TASK INSTRUCTIONS: Print the entries below word for word; the pictures stay out of your copy.

● ● ● ● ● ● ●

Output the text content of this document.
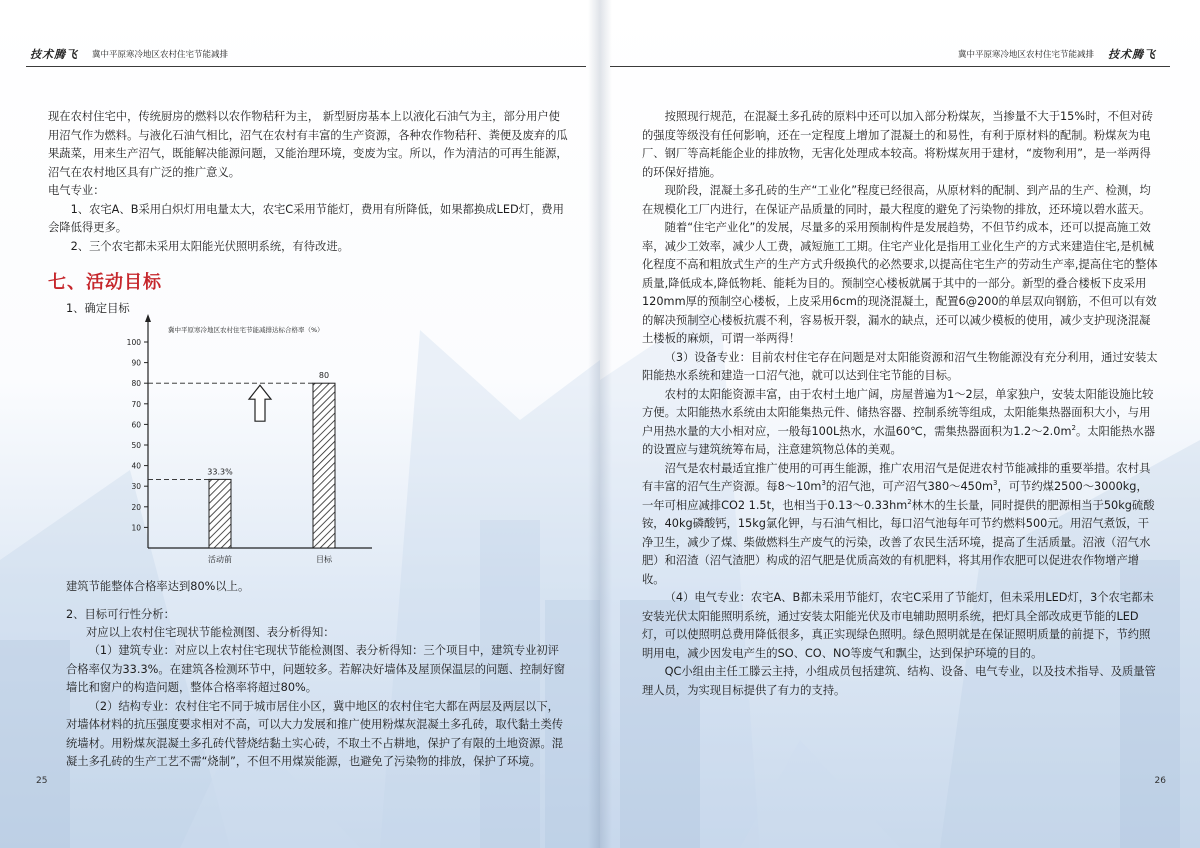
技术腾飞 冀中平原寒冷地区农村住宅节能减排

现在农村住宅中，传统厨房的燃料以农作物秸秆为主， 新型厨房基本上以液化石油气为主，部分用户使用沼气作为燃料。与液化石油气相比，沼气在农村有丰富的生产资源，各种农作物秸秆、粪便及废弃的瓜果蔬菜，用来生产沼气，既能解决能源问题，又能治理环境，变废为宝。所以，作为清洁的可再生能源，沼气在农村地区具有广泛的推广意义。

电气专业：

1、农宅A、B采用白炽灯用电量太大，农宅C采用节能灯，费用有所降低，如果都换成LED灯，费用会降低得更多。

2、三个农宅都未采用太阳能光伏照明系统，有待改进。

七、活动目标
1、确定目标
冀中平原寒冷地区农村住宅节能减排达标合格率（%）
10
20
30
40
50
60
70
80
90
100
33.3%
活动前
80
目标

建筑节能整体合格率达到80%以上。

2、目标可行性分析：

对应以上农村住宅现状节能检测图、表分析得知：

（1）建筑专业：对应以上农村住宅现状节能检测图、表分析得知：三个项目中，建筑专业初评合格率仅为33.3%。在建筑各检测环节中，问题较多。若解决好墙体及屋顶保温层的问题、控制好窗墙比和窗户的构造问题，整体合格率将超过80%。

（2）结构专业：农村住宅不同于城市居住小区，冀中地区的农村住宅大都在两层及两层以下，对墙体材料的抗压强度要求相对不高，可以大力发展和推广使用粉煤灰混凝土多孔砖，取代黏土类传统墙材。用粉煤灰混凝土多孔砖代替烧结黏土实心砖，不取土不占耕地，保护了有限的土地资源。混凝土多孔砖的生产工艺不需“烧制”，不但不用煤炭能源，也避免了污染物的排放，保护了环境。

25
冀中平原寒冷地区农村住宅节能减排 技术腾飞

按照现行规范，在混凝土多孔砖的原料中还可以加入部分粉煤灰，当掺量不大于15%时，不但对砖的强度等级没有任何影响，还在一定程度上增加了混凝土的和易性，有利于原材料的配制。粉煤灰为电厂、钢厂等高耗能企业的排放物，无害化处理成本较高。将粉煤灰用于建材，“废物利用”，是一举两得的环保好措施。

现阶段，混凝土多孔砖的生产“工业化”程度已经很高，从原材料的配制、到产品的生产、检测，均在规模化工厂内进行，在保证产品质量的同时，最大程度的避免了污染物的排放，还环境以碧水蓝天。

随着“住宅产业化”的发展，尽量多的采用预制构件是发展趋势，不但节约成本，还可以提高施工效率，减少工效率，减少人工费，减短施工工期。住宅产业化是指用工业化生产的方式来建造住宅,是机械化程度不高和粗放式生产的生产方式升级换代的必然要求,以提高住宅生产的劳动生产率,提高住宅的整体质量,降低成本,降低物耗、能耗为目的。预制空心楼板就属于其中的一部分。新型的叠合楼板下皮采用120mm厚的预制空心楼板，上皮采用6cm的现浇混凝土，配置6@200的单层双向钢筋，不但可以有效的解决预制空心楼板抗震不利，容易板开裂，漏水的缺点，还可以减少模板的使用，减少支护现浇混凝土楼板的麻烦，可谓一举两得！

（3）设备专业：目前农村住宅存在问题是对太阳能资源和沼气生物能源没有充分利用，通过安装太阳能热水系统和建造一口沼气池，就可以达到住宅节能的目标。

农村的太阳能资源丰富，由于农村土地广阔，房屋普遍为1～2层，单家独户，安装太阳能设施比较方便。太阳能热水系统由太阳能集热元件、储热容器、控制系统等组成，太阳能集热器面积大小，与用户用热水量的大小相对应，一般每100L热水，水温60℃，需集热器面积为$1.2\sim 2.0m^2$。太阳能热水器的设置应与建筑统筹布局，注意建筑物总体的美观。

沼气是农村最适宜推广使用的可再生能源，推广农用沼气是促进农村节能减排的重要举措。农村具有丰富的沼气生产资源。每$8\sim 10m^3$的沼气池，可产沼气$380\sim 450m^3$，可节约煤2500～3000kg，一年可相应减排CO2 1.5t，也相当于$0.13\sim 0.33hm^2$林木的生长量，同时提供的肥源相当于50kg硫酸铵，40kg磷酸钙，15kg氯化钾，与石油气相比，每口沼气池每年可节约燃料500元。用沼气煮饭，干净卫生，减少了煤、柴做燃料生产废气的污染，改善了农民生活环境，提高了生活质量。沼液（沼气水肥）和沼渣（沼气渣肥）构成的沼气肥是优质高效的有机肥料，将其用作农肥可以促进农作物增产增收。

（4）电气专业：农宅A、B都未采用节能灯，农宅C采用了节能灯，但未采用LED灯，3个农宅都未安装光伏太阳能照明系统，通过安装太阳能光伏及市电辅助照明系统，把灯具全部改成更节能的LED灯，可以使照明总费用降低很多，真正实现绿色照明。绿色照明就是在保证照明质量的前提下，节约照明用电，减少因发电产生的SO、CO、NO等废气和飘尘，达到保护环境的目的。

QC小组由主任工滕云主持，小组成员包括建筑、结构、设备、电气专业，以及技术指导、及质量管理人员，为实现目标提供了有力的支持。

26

● ● ● ● ● ● ●

THE ANSWER:
Output the text content of this document.
技术腾飞 冀中平原寒冷地区农村住宅节能减排

现在农村住宅中，传统厨房的燃料以农作物秸秆为主， 新型厨房基本上以液化石油气为主，部分用户使用沼气作为燃料。与液化石油气相比，沼气在农村有丰富的生产资源，各种农作物秸秆、粪便及废弃的瓜果蔬菜，用来生产沼气，既能解决能源问题，又能治理环境，变废为宝。所以，作为清洁的可再生能源，沼气在农村地区具有广泛的推广意义。

电气专业：

1、农宅A、B采用白炽灯用电量太大，农宅C采用节能灯，费用有所降低，如果都换成LED灯，费用会降低得更多。

2、三个农宅都未采用太阳能光伏照明系统，有待改进。

七、活动目标
1、确定目标
冀中平原寒冷地区农村住宅节能减排达标合格率（%）
10
20
30
40
50
60
70
80
90
100
33.3%
活动前
80
目标

建筑节能整体合格率达到80%以上。

2、目标可行性分析：

对应以上农村住宅现状节能检测图、表分析得知：

（1）建筑专业：对应以上农村住宅现状节能检测图、表分析得知：三个项目中，建筑专业初评合格率仅为33.3%。在建筑各检测环节中，问题较多。若解决好墙体及屋顶保温层的问题、控制好窗墙比和窗户的构造问题，整体合格率将超过80%。

（2）结构专业：农村住宅不同于城市居住小区，冀中地区的农村住宅大都在两层及两层以下，对墙体材料的抗压强度要求相对不高，可以大力发展和推广使用粉煤灰混凝土多孔砖，取代黏土类传统墙材。用粉煤灰混凝土多孔砖代替烧结黏土实心砖，不取土不占耕地，保护了有限的土地资源。混凝土多孔砖的生产工艺不需“烧制”，不但不用煤炭能源，也避免了污染物的排放，保护了环境。

25
冀中平原寒冷地区农村住宅节能减排 技术腾飞

按照现行规范，在混凝土多孔砖的原料中还可以加入部分粉煤灰，当掺量不大于15%时，不但对砖的强度等级没有任何影响，还在一定程度上增加了混凝土的和易性，有利于原材料的配制。粉煤灰为电厂、钢厂等高耗能企业的排放物，无害化处理成本较高。将粉煤灰用于建材，“废物利用”，是一举两得的环保好措施。

现阶段，混凝土多孔砖的生产“工业化”程度已经很高，从原材料的配制、到产品的生产、检测，均在规模化工厂内进行，在保证产品质量的同时，最大程度的避免了污染物的排放，还环境以碧水蓝天。

随着“住宅产业化”的发展，尽量多的采用预制构件是发展趋势，不但节约成本，还可以提高施工效率，减少工效率，减少人工费，减短施工工期。住宅产业化是指用工业化生产的方式来建造住宅,是机械化程度不高和粗放式生产的生产方式升级换代的必然要求,以提高住宅生产的劳动生产率,提高住宅的整体质量,降低成本,降低物耗、能耗为目的。预制空心楼板就属于其中的一部分。新型的叠合楼板下皮采用120mm厚的预制空心楼板，上皮采用6cm的现浇混凝土，配置6@200的单层双向钢筋，不但可以有效的解决预制空心楼板抗震不利，容易板开裂，漏水的缺点，还可以减少模板的使用，减少支护现浇混凝土楼板的麻烦，可谓一举两得！

（3）设备专业：目前农村住宅存在问题是对太阳能资源和沼气生物能源没有充分利用，通过安装太阳能热水系统和建造一口沼气池，就可以达到住宅节能的目标。

农村的太阳能资源丰富，由于农村土地广阔，房屋普遍为1～2层，单家独户，安装太阳能设施比较方便。太阳能热水系统由太阳能集热元件、储热容器、控制系统等组成，太阳能集热器面积大小，与用户用热水量的大小相对应，一般每100L热水，水温60℃，需集热器面积为$1.2\sim 2.0m^2$。太阳能热水器的设置应与建筑统筹布局，注意建筑物总体的美观。

沼气是农村最适宜推广使用的可再生能源，推广农用沼气是促进农村节能减排的重要举措。农村具有丰富的沼气生产资源。每$8\sim 10m^3$的沼气池，可产沼气$380\sim 450m^3$，可节约煤2500～3000kg，一年可相应减排CO2 1.5t，也相当于$0.13\sim 0.33hm^2$林木的生长量，同时提供的肥源相当于50kg硫酸铵，40kg磷酸钙，15kg氯化钾，与石油气相比，每口沼气池每年可节约燃料500元。用沼气煮饭，干净卫生，减少了煤、柴做燃料生产废气的污染，改善了农民生活环境，提高了生活质量。沼液（沼气水肥）和沼渣（沼气渣肥）构成的沼气肥是优质高效的有机肥料，将其用作农肥可以促进农作物增产增收。

（4）电气专业：农宅A、B都未采用节能灯，农宅C采用了节能灯，但未采用LED灯，3个农宅都未安装光伏太阳能照明系统，通过安装太阳能光伏及市电辅助照明系统，把灯具全部改成更节能的LED灯，可以使照明总费用降低很多，真正实现绿色照明。绿色照明就是在保证照明质量的前提下，节约照明用电，减少因发电产生的SO、CO、NO等废气和飘尘，达到保护环境的目的。

QC小组由主任工滕云主持，小组成员包括建筑、结构、设备、电气专业，以及技术指导、及质量管理人员，为实现目标提供了有力的支持。

26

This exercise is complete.